> **WORKING DATA**:
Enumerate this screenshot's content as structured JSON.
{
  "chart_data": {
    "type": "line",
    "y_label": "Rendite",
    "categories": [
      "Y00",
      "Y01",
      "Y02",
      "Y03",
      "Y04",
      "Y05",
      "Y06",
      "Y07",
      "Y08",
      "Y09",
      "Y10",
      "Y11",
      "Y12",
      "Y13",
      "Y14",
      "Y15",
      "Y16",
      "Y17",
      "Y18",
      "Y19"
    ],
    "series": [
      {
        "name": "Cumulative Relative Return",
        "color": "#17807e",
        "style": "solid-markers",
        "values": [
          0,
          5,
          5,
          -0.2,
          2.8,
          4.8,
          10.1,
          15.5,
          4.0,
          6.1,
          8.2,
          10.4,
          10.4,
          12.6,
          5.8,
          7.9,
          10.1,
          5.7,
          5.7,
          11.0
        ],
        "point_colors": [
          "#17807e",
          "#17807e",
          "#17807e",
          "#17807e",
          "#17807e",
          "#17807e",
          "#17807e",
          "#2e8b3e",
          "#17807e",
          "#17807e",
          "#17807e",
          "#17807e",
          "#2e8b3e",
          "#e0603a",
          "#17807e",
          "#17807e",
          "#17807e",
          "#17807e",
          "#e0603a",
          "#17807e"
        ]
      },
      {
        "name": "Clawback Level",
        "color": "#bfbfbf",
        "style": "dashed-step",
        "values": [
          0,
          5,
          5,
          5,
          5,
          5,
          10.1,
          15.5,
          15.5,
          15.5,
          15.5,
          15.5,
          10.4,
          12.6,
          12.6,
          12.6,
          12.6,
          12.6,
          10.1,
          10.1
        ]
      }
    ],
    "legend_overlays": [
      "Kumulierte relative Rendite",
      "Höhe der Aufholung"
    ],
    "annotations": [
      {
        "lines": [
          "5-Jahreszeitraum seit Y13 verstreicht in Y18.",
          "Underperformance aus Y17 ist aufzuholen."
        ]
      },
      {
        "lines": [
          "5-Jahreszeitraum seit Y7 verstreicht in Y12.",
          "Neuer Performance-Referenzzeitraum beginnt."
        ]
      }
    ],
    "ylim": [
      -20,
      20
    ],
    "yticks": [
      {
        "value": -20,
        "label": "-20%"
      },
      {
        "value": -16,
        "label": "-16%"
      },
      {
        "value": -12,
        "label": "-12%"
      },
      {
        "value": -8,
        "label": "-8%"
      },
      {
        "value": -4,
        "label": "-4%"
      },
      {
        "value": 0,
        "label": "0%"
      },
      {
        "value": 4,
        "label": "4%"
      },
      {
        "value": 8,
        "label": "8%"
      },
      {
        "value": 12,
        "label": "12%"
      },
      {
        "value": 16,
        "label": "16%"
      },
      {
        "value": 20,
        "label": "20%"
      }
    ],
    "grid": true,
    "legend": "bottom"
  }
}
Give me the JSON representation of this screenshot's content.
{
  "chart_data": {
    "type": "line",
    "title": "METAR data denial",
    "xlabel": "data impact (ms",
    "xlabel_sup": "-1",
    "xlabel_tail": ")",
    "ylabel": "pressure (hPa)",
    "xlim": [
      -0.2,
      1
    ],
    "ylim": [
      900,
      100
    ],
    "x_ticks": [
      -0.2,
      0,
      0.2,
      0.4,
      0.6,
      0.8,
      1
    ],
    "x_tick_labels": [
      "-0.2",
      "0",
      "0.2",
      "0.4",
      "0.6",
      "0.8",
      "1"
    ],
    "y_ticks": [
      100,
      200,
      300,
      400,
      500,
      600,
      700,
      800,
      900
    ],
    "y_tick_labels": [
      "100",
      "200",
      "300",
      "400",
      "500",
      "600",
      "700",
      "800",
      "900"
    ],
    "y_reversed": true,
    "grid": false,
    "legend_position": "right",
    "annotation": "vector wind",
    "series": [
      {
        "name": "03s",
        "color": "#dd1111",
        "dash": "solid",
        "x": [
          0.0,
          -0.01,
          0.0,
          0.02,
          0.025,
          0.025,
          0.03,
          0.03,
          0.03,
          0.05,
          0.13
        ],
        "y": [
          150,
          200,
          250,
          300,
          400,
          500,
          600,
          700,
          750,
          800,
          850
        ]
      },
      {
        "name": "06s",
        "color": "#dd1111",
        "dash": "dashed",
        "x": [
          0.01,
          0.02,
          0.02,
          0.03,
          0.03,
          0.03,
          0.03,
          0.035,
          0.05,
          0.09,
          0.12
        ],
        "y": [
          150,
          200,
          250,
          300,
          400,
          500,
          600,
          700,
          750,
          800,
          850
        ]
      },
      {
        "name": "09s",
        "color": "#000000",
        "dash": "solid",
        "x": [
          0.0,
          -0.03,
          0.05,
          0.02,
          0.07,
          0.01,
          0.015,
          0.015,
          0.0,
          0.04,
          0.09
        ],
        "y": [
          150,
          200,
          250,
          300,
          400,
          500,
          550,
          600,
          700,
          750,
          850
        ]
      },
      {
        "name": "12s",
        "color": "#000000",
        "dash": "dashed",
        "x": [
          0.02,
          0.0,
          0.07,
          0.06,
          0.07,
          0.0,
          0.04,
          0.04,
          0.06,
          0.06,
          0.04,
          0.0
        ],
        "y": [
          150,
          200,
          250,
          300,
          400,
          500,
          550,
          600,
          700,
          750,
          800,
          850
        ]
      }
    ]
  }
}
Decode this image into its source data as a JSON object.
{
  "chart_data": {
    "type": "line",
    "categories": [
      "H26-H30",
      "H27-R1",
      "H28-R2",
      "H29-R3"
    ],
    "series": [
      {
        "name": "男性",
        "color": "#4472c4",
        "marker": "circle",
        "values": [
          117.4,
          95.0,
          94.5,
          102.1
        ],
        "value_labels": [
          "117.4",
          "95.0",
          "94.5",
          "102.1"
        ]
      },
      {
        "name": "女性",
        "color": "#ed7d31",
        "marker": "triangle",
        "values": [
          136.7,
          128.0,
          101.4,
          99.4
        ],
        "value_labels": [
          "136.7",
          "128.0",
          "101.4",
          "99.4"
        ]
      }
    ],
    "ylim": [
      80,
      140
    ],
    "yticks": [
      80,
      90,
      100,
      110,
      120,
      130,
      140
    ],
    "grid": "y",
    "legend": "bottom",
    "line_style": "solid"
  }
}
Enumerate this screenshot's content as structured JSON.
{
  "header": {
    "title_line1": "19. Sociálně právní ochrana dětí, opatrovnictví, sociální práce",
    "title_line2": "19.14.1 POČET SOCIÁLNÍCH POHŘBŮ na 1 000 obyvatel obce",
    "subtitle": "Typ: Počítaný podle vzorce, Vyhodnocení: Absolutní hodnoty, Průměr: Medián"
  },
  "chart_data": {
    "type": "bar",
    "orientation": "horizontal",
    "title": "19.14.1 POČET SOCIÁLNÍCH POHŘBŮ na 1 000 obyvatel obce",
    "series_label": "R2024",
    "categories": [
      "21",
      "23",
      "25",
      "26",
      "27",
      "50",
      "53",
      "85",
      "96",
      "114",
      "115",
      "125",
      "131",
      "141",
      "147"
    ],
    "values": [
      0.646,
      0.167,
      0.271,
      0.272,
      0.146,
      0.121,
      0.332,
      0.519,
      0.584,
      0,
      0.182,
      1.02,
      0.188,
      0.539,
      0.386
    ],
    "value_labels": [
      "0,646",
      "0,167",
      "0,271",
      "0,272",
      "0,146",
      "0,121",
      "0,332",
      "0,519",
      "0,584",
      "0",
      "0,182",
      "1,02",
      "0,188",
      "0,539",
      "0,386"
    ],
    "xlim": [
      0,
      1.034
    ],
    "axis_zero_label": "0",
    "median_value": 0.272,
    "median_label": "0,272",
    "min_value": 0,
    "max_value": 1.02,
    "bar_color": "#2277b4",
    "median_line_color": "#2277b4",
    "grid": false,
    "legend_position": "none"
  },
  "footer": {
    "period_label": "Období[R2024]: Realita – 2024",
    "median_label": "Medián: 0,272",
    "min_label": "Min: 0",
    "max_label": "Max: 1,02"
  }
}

> **WHAT THIS TASK INVOLVES**: Check each line of the records for the word "POČET", and show the lines that contain it.

> **WRITTEN REPLY**:
    "title_line2": "19.14.1 POČET SOCIÁLNÍCH POHŘBŮ na 1 000 obyvatel obce",
    "title": "19.14.1 POČET SOCIÁLNÍCH POHŘBŮ na 1 000 obyvatel obce",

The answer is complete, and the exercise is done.